__DATA FOR THIS TASK__
— start —

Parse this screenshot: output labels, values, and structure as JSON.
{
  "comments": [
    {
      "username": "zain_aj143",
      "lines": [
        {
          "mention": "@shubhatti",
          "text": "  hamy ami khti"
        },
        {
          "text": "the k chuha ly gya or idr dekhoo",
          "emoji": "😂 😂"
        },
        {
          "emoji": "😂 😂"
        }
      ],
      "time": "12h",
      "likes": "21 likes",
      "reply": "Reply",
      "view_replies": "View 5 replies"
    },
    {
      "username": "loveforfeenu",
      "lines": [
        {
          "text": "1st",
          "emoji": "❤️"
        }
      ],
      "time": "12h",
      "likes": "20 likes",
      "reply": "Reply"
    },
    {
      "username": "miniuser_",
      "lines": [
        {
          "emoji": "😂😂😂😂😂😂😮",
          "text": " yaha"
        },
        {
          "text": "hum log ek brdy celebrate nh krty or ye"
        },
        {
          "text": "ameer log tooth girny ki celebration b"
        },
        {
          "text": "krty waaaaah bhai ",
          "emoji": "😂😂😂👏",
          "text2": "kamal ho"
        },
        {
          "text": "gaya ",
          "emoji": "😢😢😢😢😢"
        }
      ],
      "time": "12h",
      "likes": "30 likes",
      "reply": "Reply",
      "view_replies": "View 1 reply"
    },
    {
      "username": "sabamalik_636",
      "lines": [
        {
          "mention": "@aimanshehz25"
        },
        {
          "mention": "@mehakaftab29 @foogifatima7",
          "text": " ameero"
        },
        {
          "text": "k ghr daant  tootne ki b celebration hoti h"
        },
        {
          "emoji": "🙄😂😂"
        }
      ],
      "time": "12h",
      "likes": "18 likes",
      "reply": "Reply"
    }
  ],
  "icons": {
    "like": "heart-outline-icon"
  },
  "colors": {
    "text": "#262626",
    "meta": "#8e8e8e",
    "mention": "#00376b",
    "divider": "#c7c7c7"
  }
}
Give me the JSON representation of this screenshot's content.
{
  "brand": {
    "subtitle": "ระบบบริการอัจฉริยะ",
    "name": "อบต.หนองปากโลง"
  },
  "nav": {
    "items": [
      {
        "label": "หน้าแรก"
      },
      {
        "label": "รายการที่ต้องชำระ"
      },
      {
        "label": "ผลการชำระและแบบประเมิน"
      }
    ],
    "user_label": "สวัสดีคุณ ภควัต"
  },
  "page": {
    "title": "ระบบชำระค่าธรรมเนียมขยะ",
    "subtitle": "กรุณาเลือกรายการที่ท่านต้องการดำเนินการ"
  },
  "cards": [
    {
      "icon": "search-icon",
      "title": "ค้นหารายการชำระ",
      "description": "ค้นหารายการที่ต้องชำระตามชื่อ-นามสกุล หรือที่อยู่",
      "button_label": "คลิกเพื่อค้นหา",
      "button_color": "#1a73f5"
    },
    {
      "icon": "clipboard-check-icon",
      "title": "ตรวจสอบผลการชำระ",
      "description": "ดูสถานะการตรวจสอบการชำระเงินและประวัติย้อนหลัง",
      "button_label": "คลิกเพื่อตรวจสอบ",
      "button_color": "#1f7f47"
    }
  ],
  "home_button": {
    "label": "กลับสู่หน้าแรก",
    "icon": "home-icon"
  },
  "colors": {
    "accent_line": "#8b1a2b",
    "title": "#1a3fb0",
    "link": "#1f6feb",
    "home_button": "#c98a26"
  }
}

— end —

Search the entries for the word "description" and copy every line that has it.

__ANSWER TO THE EXERCISE__
      "description": "ค้นหารายการที่ต้องชำระตามชื่อ-นามสกุล หรือที่อยู่",
      "description": "ดูสถานะการตรวจสอบการชำระเงินและประวัติย้อนหลัง",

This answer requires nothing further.